=== Challenge 1 ===
According to the article on Woolf's novel The Years, who created the cover of its first edition?
=== Challenge 2 ===
Print the passage of the article on The Years starting at "The Years is" and ending at "of the mid-1930s.".
=== Challenge 3 ===
Please carry on the article about Woolf's novel The Years from the point where it stops.

=== Document passage ===
★ ★ ★

The Years
- First edition cover
- Author: Virginia Woolf
- Cover artist: Vanessa Bell
- Language: English
- Publisher: Hogarth Press
- Publication date: 21 October 1937
- Publication place: United Kingdom
- Media type: Print (hardback & paperback)
- Pages: 444 pp
- OCLC: 7778524

= The Years (Woolf novel) =

1937 novel by Virginia Woolf

The Years is a 1937 novel by Virginia Woolf, the last she published in her lifetime. It traces the history of the Pargiter family from the 1880s to the "present day" of the mid-1930s.

Although spanning fifty years, the novel is not epic in scope, focusing instead on the small private details of the characters' lives. Except for the first, each section takes place on a single day of its titular year, and each year is defined by a particular moment in the cycle of seasons. At the beginning of each section, and sometimes as a transition within sections, Woolf describes the changing weather all over Britain, taking in both London and countryside as if in a bird's-eye view before focusing in on her characters. Although these descriptions move across the whole of England in single paragraphs, Woolf only rarely and briefly broadens her view to the world outside Britain.

★ ★ ★

=== Data ===
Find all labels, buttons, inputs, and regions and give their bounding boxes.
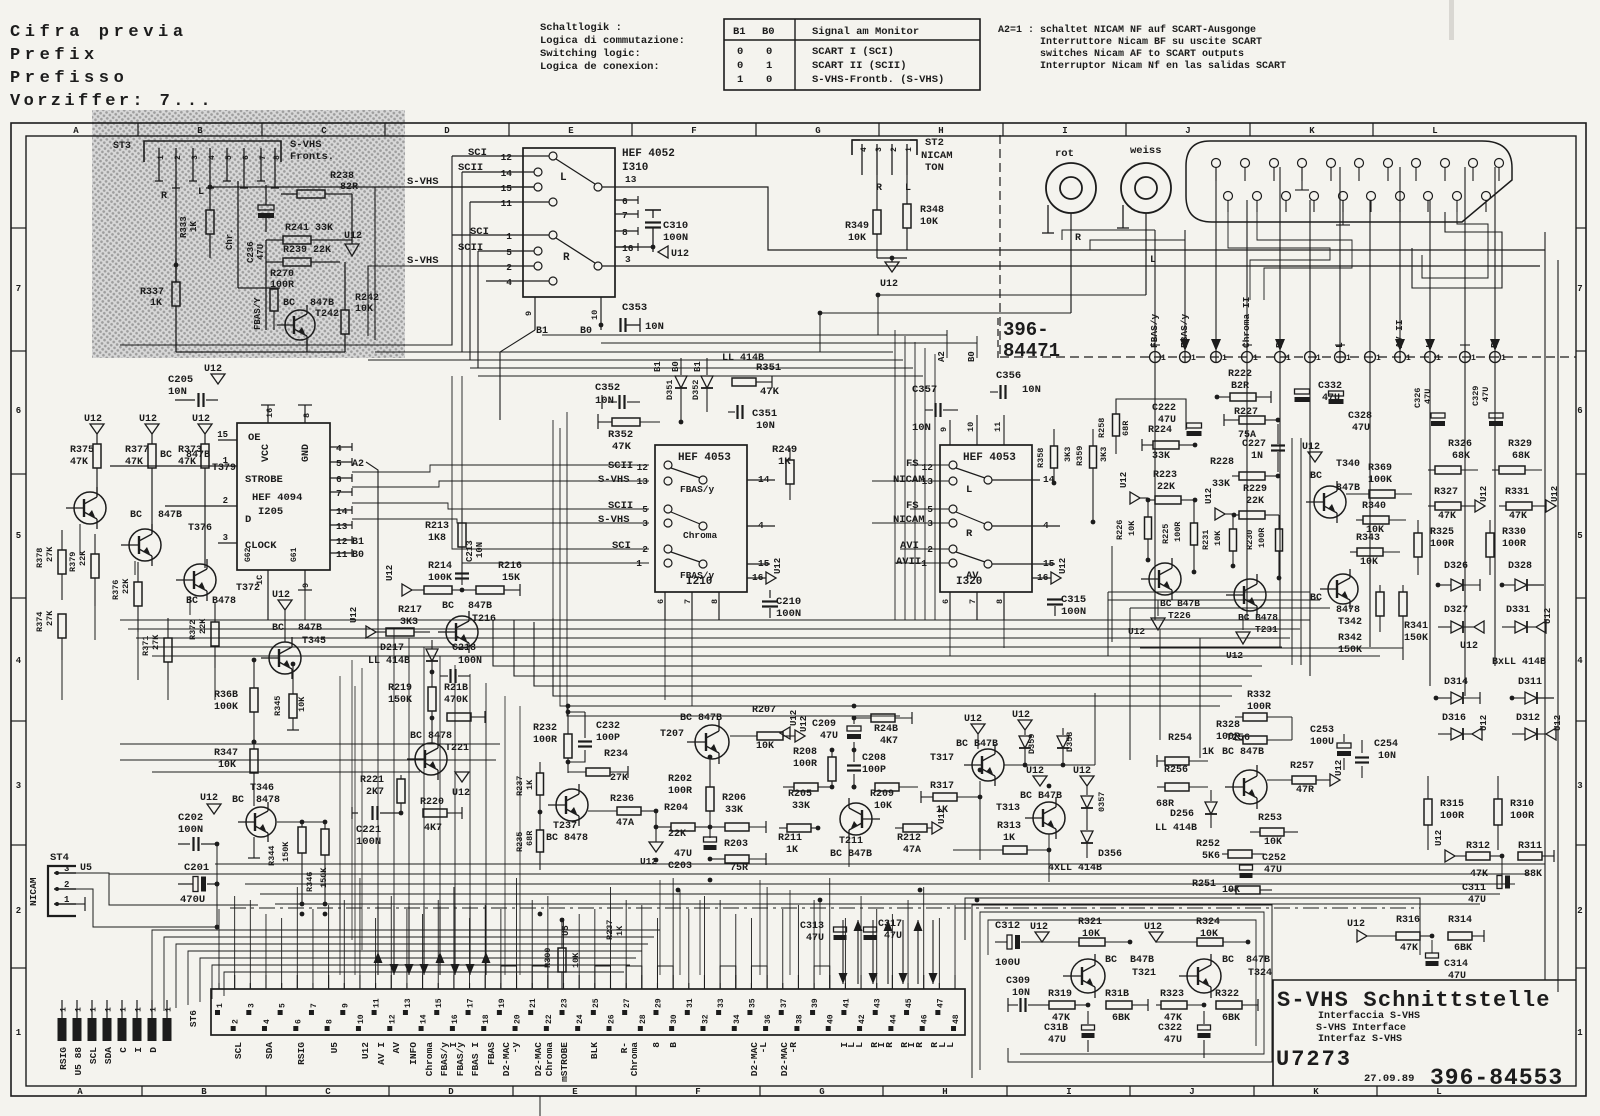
svg-text:S-VHS: S-VHS	[598, 474, 630, 486]
svg-text:396-84553: 396-84553	[1430, 1065, 1563, 1091]
svg-text:GND: GND	[301, 444, 312, 462]
svg-text:27K: 27K	[45, 610, 55, 626]
svg-text:R206: R206	[722, 793, 746, 804]
svg-text:82R: 82R	[340, 182, 358, 193]
svg-text:27K: 27K	[610, 773, 628, 784]
I320 switches	[956, 468, 985, 478]
svg-text:10K: 10K	[218, 760, 236, 771]
svg-text:D: D	[448, 1087, 454, 1097]
svg-text:C315: C315	[1061, 594, 1086, 606]
svg-text:C208: C208	[862, 753, 886, 764]
svg-text:13: 13	[336, 521, 348, 532]
svg-text:T376: T376	[188, 523, 212, 534]
svg-text:5K6: 5K6	[1202, 851, 1220, 862]
supply U12 T345	[278, 600, 292, 610]
svg-text:BC B47B: BC B47B	[956, 739, 998, 750]
svg-text:84471: 84471	[1003, 340, 1060, 362]
svg-text:LL 414B: LL 414B	[368, 656, 410, 667]
svg-text:U12: U12	[1026, 766, 1044, 777]
arrow group into ST6 right	[839, 973, 848, 984]
svg-text:19: 19	[498, 998, 507, 1008]
svg-text:BC: BC	[1310, 593, 1322, 604]
svg-text:C236: C236	[246, 241, 256, 263]
svg-text:34: 34	[733, 1014, 742, 1024]
svg-text:AVI: AVI	[900, 540, 919, 552]
svg-text:35: 35	[748, 998, 757, 1008]
wire loop nest right A	[1412, 212, 1502, 288]
svg-text:F: F	[695, 1087, 700, 1097]
svg-text:C309: C309	[1006, 976, 1030, 987]
svg-text:T321: T321	[1132, 968, 1156, 979]
svg-text:Interfaccia S-VHS: Interfaccia S-VHS	[1318, 1010, 1420, 1022]
I310 input circles	[534, 168, 542, 176]
svg-text:D: D	[444, 126, 450, 136]
svg-text:C: C	[325, 1087, 331, 1097]
svg-text:47U: 47U	[884, 931, 902, 942]
svg-text:1K: 1K	[189, 221, 199, 232]
svg-text:E: E	[572, 1087, 578, 1097]
svg-text:47U: 47U	[1164, 1035, 1182, 1046]
svg-text:33K: 33K	[792, 801, 810, 812]
ST4 pin1 stub	[76, 903, 85, 905]
svg-text:847B: 847B	[158, 510, 182, 521]
svg-text:FBAS: FBAS	[486, 1042, 497, 1065]
svg-text:U12: U12	[964, 714, 982, 725]
svg-text:7: 7	[968, 599, 978, 604]
svg-text:Interruptor Nicam Nf en las sa: Interruptor Nicam Nf en las salidas SCAR…	[1040, 60, 1286, 72]
svg-text:Logica de conexion:: Logica de conexion:	[540, 61, 660, 73]
svg-text:R256: R256	[1164, 765, 1188, 776]
svg-text:D351: D351	[665, 380, 675, 400]
svg-text:47U: 47U	[820, 731, 838, 742]
svg-text:3: 3	[16, 781, 21, 791]
supply U12 T317	[971, 724, 985, 734]
svg-text:4K7: 4K7	[880, 736, 898, 747]
svg-text:BC 847B: BC 847B	[680, 713, 722, 724]
svg-text:R316: R316	[1396, 915, 1420, 926]
svg-text:C253: C253	[1310, 725, 1334, 736]
svg-text:R348: R348	[920, 205, 944, 216]
svg-text:LL 414B: LL 414B	[1155, 823, 1197, 834]
svg-text:13: 13	[637, 476, 649, 487]
svg-text:BC: BC	[186, 596, 198, 607]
svg-text:C232: C232	[596, 721, 620, 732]
svg-text:150K: 150K	[1338, 645, 1362, 656]
svg-text:7: 7	[310, 1003, 319, 1008]
svg-text:C218: C218	[452, 643, 476, 654]
supply U12 D357	[1080, 776, 1094, 786]
supply U12 R207	[795, 730, 805, 742]
svg-text:7: 7	[683, 599, 693, 604]
wire SCART pin verticals	[1215, 167, 1217, 351]
svg-text:U12: U12	[344, 231, 362, 242]
svg-text:T221: T221	[445, 743, 469, 754]
svg-text:6: 6	[294, 1019, 303, 1024]
svg-text:NICAM: NICAM	[893, 474, 925, 486]
svg-text:C213: C213	[465, 540, 475, 562]
svg-text:3: 3	[223, 533, 228, 543]
svg-text:R270: R270	[270, 269, 294, 280]
SCART pins top row	[1212, 159, 1221, 168]
svg-text:1: 1	[216, 1003, 225, 1008]
svg-text:T372: T372	[236, 583, 260, 594]
svg-text:R324: R324	[1196, 917, 1220, 928]
wire left bus verticals	[31, 230, 33, 700]
svg-text:6: 6	[336, 474, 342, 485]
svg-text:470K: 470K	[444, 695, 468, 706]
svg-text:47U: 47U	[806, 933, 824, 944]
svg-text:12: 12	[637, 462, 649, 473]
svg-text:25: 25	[592, 998, 601, 1008]
svg-text:B: B	[197, 126, 203, 136]
capacitor C315 100N	[1054, 564, 1056, 596]
svg-text:U12: U12	[1012, 710, 1030, 721]
svg-text:HEF 4053: HEF 4053	[963, 452, 1016, 464]
svg-text:C311: C311	[1462, 883, 1486, 894]
svg-text:C310: C310	[663, 220, 688, 232]
svg-text:10K: 10K	[355, 304, 373, 315]
svg-text:FBAS/y: FBAS/y	[455, 1042, 466, 1077]
svg-text:R211: R211	[778, 833, 802, 844]
svg-text:44: 44	[889, 1014, 898, 1024]
svg-text:L: L	[966, 484, 972, 496]
wire cell dividers right	[1291, 438, 1293, 665]
svg-text:2: 2	[642, 544, 648, 555]
svg-text:R315: R315	[1440, 799, 1464, 810]
supply U12 T313	[1033, 776, 1047, 786]
svg-text:R241 33K: R241 33K	[285, 223, 333, 234]
svg-text:C356: C356	[996, 370, 1021, 382]
svg-text:R377: R377	[125, 445, 149, 456]
connector ST6 body	[211, 989, 965, 1035]
svg-text:D359: D359	[1027, 734, 1037, 754]
svg-text:U12: U12	[1302, 442, 1320, 453]
wire mid-right vertical drops	[1129, 608, 1131, 760]
svg-text:33: 33	[717, 998, 726, 1008]
svg-text:1: 1	[636, 558, 642, 569]
transistor T226	[1149, 563, 1181, 595]
svg-text:6: 6	[16, 406, 21, 416]
svg-text:3K3: 3K3	[1063, 447, 1073, 462]
svg-text:R254: R254	[1168, 733, 1192, 744]
svg-text:BC: BC	[1105, 955, 1117, 966]
svg-text:C312: C312	[995, 920, 1020, 932]
svg-text:48: 48	[952, 1014, 961, 1024]
svg-text:470U: 470U	[180, 894, 205, 906]
svg-text:U12: U12	[84, 414, 102, 425]
svg-text:NICAM: NICAM	[921, 150, 953, 162]
svg-text:8: 8	[651, 1042, 662, 1048]
svg-text:S-VHS: S-VHS	[598, 514, 630, 526]
svg-text:10N: 10N	[475, 542, 485, 558]
svg-text:L: L	[198, 187, 204, 198]
svg-text:47U: 47U	[1423, 389, 1433, 404]
svg-text:R345: R345	[273, 696, 283, 716]
svg-text:R231: R231	[1201, 530, 1211, 550]
svg-text:B0: B0	[762, 26, 775, 38]
svg-text:8: 8	[995, 599, 1005, 604]
svg-text:5: 5	[642, 504, 648, 515]
svg-text:21: 21	[529, 998, 538, 1008]
svg-text:47U: 47U	[1352, 423, 1370, 434]
supply U12 at C205	[211, 374, 225, 384]
svg-text:3: 3	[191, 155, 200, 160]
svg-text:U12: U12	[1479, 715, 1489, 731]
svg-text:R224: R224	[1148, 425, 1172, 436]
I320 left wires	[910, 464, 949, 466]
wire T317 collector rail	[1004, 764, 1095, 766]
op IC HEF 4052 I310 body	[523, 148, 615, 297]
svg-text:Interruttore Nicam BF su uscit: Interruttore Nicam BF su uscite SCART	[1040, 36, 1262, 48]
svg-text:U12: U12	[272, 590, 290, 601]
svg-text:100R: 100R	[1510, 811, 1534, 822]
svg-text:R219: R219	[388, 683, 412, 694]
svg-text:2: 2	[174, 155, 183, 160]
svg-text:10N: 10N	[645, 321, 664, 333]
svg-text:7: 7	[336, 488, 342, 499]
svg-text:47K: 47K	[70, 457, 88, 468]
svg-text:100K: 100K	[214, 702, 238, 713]
svg-text:2: 2	[890, 147, 899, 152]
wire bundle from I205 to I210	[352, 465, 649, 472]
svg-text:NICAM: NICAM	[893, 514, 925, 526]
svg-text:0: 0	[737, 46, 743, 58]
svg-text:G: G	[819, 1087, 824, 1097]
svg-text:45: 45	[905, 998, 914, 1008]
IC HEF 4053 I210 body	[655, 445, 747, 592]
svg-text:T379: T379	[212, 463, 236, 474]
SCART pin stub bars	[1263, 180, 1285, 182]
svg-text:U12: U12	[1347, 919, 1365, 930]
wire mid-right horizontals	[1108, 591, 1310, 593]
svg-text:33K: 33K	[1212, 479, 1230, 490]
svg-text:9: 9	[301, 583, 311, 588]
svg-text:-R: -R	[788, 1042, 799, 1054]
svg-text:U5: U5	[329, 1042, 340, 1054]
I310 switch R	[549, 231, 557, 239]
svg-text:R204: R204	[664, 803, 688, 814]
svg-text:12: 12	[922, 462, 934, 473]
svg-text:24: 24	[576, 1014, 585, 1024]
svg-text:B: B	[201, 1087, 207, 1097]
svg-text:10N: 10N	[1378, 751, 1396, 762]
I210 input circles	[664, 461, 672, 469]
svg-text:A: A	[77, 1087, 83, 1097]
svg-text:9: 9	[524, 311, 534, 316]
svg-text:U12: U12	[1434, 830, 1444, 846]
svg-text:0: 0	[766, 74, 772, 86]
wire mid horizontals row3	[120, 743, 500, 745]
svg-text:847B: 847B	[186, 450, 210, 461]
svg-text:R379: R379	[68, 552, 78, 572]
svg-text:H: H	[938, 126, 943, 136]
svg-text:4xLL 414B: 4xLL 414B	[1048, 863, 1102, 874]
wire C201 feed vertical	[216, 844, 218, 927]
svg-text:BxLL 414B: BxLL 414B	[1492, 657, 1546, 668]
svg-text:H: H	[942, 1087, 947, 1097]
svg-text:R331: R331	[1505, 487, 1529, 498]
svg-text:R257: R257	[1290, 761, 1314, 772]
svg-text:R329: R329	[1508, 439, 1532, 450]
svg-text:U12: U12	[1460, 641, 1478, 652]
svg-text:R326: R326	[1448, 439, 1472, 450]
svg-text:FBAS I: FBAS I	[470, 1042, 481, 1076]
svg-text:U12: U12	[204, 364, 222, 375]
svg-text:100R: 100R	[1440, 811, 1464, 822]
svg-text:R208: R208	[793, 747, 817, 758]
wire ST4 pin2 route	[76, 889, 217, 927]
svg-text:47A: 47A	[616, 818, 634, 829]
svg-text:38: 38	[795, 1014, 804, 1024]
I210 switches	[671, 468, 700, 478]
svg-text:R375: R375	[70, 445, 94, 456]
svg-text:S-VHS Schnittstelle: S-VHS Schnittstelle	[1277, 988, 1551, 1013]
svg-text:AV I: AV I	[376, 1042, 387, 1065]
wire dash-dot center line	[230, 907, 1420, 909]
svg-text:1: 1	[1316, 354, 1321, 363]
svg-text:S-VHS: S-VHS	[407, 176, 439, 188]
svg-text:TON: TON	[925, 162, 944, 174]
svg-text:R24B: R24B	[874, 724, 898, 735]
svg-text:47U: 47U	[256, 244, 266, 260]
svg-text:47U: 47U	[1481, 387, 1491, 402]
svg-text:42: 42	[858, 1014, 867, 1024]
svg-text:switches Nicam AF to SCART out: switches Nicam AF to SCART outputs	[1040, 48, 1244, 60]
wire B1 bus to I320	[542, 334, 947, 336]
supply U12 T231	[1236, 632, 1250, 644]
svg-text:R232: R232	[533, 723, 557, 734]
connector ST2	[852, 139, 917, 141]
svg-text:22K: 22K	[1246, 496, 1264, 507]
svg-text:14: 14	[336, 506, 348, 517]
svg-text:8: 8	[326, 1019, 335, 1024]
svg-text:100K: 100K	[428, 573, 452, 584]
svg-text:10K: 10K	[1360, 557, 1378, 568]
svg-text:D: D	[245, 514, 251, 526]
svg-text:T342: T342	[1338, 617, 1362, 628]
svg-text:31: 31	[686, 998, 695, 1008]
svg-text:U12: U12	[1058, 558, 1068, 574]
title block box	[1273, 980, 1576, 1086]
supply U12 at C310	[658, 246, 668, 258]
svg-text:R310: R310	[1510, 799, 1534, 810]
svg-text:C317: C317	[878, 919, 902, 930]
svg-text:6BK: 6BK	[1454, 943, 1472, 954]
svg-text:10K: 10K	[874, 801, 892, 812]
svg-text:15: 15	[217, 430, 228, 440]
svg-text:2: 2	[16, 906, 21, 916]
svg-text:4: 4	[860, 147, 869, 152]
svg-text:1K: 1K	[1003, 833, 1015, 844]
svg-text:ST4: ST4	[50, 852, 69, 864]
svg-text:B0: B0	[352, 550, 364, 561]
svg-text:R341: R341	[1404, 621, 1428, 632]
svg-text:4: 4	[208, 155, 217, 160]
svg-text:Chroma: Chroma	[424, 1042, 435, 1077]
supply U12 R212	[932, 822, 942, 834]
svg-text:Chr.: Chr.	[225, 228, 235, 250]
I210 bottom pins	[664, 592, 666, 620]
svg-text:BC 847B: BC 847B	[1222, 747, 1264, 758]
svg-text:Prefix: Prefix	[10, 46, 99, 65]
svg-text:R337: R337	[140, 287, 164, 298]
svg-text:Interfaz S-VHS: Interfaz S-VHS	[1318, 1033, 1402, 1045]
svg-text:16: 16	[265, 408, 275, 418]
svg-text:22K: 22K	[198, 618, 208, 634]
svg-text:ST3: ST3	[113, 141, 131, 152]
svg-text:R212: R212	[897, 833, 921, 844]
svg-text:I205: I205	[258, 506, 283, 518]
svg-text:1K: 1K	[1202, 747, 1214, 758]
wire L horizontal	[210, 186, 534, 188]
SCART connector outline	[1186, 141, 1512, 222]
svg-text:R313: R313	[997, 821, 1021, 832]
dashed boundary vertical	[999, 135, 1001, 357]
svg-text:BC: BC	[442, 601, 454, 612]
svg-text:I310: I310	[622, 162, 648, 174]
svg-text:75R: 75R	[730, 863, 748, 874]
svg-text:27K: 27K	[45, 546, 55, 562]
interface nodes on dashed line	[1150, 352, 1161, 363]
wire horizontals upper field	[120, 344, 452, 346]
svg-text:16: 16	[622, 243, 634, 254]
supply U12 R231	[1215, 508, 1225, 520]
wire loop nest mid	[1228, 212, 1330, 300]
svg-text:R340: R340	[1362, 501, 1386, 512]
svg-text:L: L	[560, 172, 567, 184]
svg-text:0: 0	[766, 46, 772, 58]
svg-text:6: 6	[242, 155, 251, 160]
svg-text:5: 5	[225, 155, 234, 160]
svg-text:R333: R333	[179, 216, 189, 238]
svg-text:R226: R226	[1115, 520, 1125, 540]
svg-text:T324: T324	[1248, 968, 1272, 979]
svg-text:R325: R325	[1430, 527, 1454, 538]
svg-text:T313: T313	[996, 803, 1020, 814]
svg-text:SCII: SCII	[608, 500, 633, 512]
svg-text:1: 1	[506, 231, 512, 242]
svg-text:1: 1	[1222, 354, 1227, 363]
wire Chr vertical	[237, 181, 239, 288]
svg-text:I: I	[1062, 126, 1067, 136]
svg-text:T226: T226	[1168, 610, 1191, 621]
svg-text:E: E	[568, 126, 574, 136]
svg-text:D256: D256	[1170, 809, 1194, 820]
svg-text:U12: U12	[200, 793, 218, 804]
svg-text:10: 10	[590, 310, 600, 320]
supply U12 D331	[1536, 621, 1546, 633]
svg-text:B1: B1	[653, 361, 663, 372]
svg-text:R: R	[884, 1042, 895, 1048]
supply U12 D316	[1472, 728, 1482, 740]
svg-text:C326: C326	[1413, 388, 1423, 408]
svg-text:1K: 1K	[525, 779, 535, 790]
svg-text:8478: 8478	[1336, 605, 1360, 616]
svg-text:C202: C202	[178, 812, 203, 824]
svg-text:C221: C221	[356, 824, 381, 836]
svg-text:BC: BC	[283, 298, 295, 309]
svg-text:14: 14	[420, 1014, 429, 1024]
svg-text:B478: B478	[212, 596, 236, 607]
supply U12 ST2	[885, 262, 899, 272]
supply U12 T340	[1308, 452, 1322, 462]
svg-text:U12: U12	[1479, 486, 1489, 502]
wire B1 B0 drop	[500, 330, 535, 420]
svg-text:T345: T345	[302, 636, 326, 647]
svg-text:1: 1	[1286, 354, 1291, 363]
svg-text:11: 11	[501, 198, 513, 209]
svg-text:1: 1	[1577, 1028, 1583, 1038]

★ ★ ★

=== Exercise answer 1 ===
Vanessa Bell

=== Exercise answer 2 ===
The Years is a 1937 novel by Virginia Woolf, the last she published in her lifetime. It traces the history of the Pargiter family from the 1880s to the "present day" of the mid-1930s.

=== Exercise answer 3 ===
==Development==
The novel had its inception in a lecture Woolf gave to the London/National Society for Women's Service on 21 January 1931, an edited version of which would later be published as "Professions for Women". Having recently published A Room of One's Own, Woolf thought of making this lecture the basis of a new book-length essay on women, this time taking a broader view of their economic and social life, rather than focusing on women as artists, as the first book had. As she was working on correcting the proofs of The Waves and beginning the essays for The Common Reader, Second Series, the idea for this essay took shape in a diary entry for 16 February 1932: "And I'm quivering & itching to write my--whats it to be called?--'Men are like that?'--no thats too patently feminist: the sequel then, for which I have collected enough poweder to blow up St Pauls. It is to have 4 pictures" (capitalization and punctuation as in manuscript). The reference to "4 pictures" in this diary entry shows the early connection between The Years and Three Guineas, which would, indeed, include photographs. On 11 October 1932, she titled the manuscript "THE PARGITERS: An Essay based upon a paper read to the London/National Society for Women's Service" (capitalization as in manuscript). During this time, the idea of mixing the essay with fiction occurred to her, and in a diary entry of 2 November 1932, she conceived the idea of a "novel-essay" in which each essay would be followed by a novelistic passage presented as extracts from an imaginary longer novel, which would exemplify the ideas explored in the essay. Woolf began to collect materials about women's education and lives since the later decades of the 19th century, which she copied into her reading notebooks or pasted into scrapbooks, hoping to incorporate them into the essay portions of The Pargiters (they would ultimately be used for Three Guineas).

Between October and December 1932 Woolf wrote six essays and their accompanying fictional "extracts" for The Pargiters. By February 1933, however, she jettisoned the theoretical framework of her "novel-essay" and began to rework the book solely as a fictional narrative, although Anna Snaith argued in her introduction to the Cambridge edition of the novel that "Her decision to cut the essays was not a rejection of the project's basis in non-fiction, but affirmation of its centrality to the project, and to her writing in general." Some of the conceptual material presented in The Pargiters eventually made its way into her non-fiction essay-letter, Three Guineas (1938). In 1977 a transcription of the original draft of six essays and extracts, together with the lecture that first inspired them, was edited by Mitchell Leaska and published under the title The Pargiters.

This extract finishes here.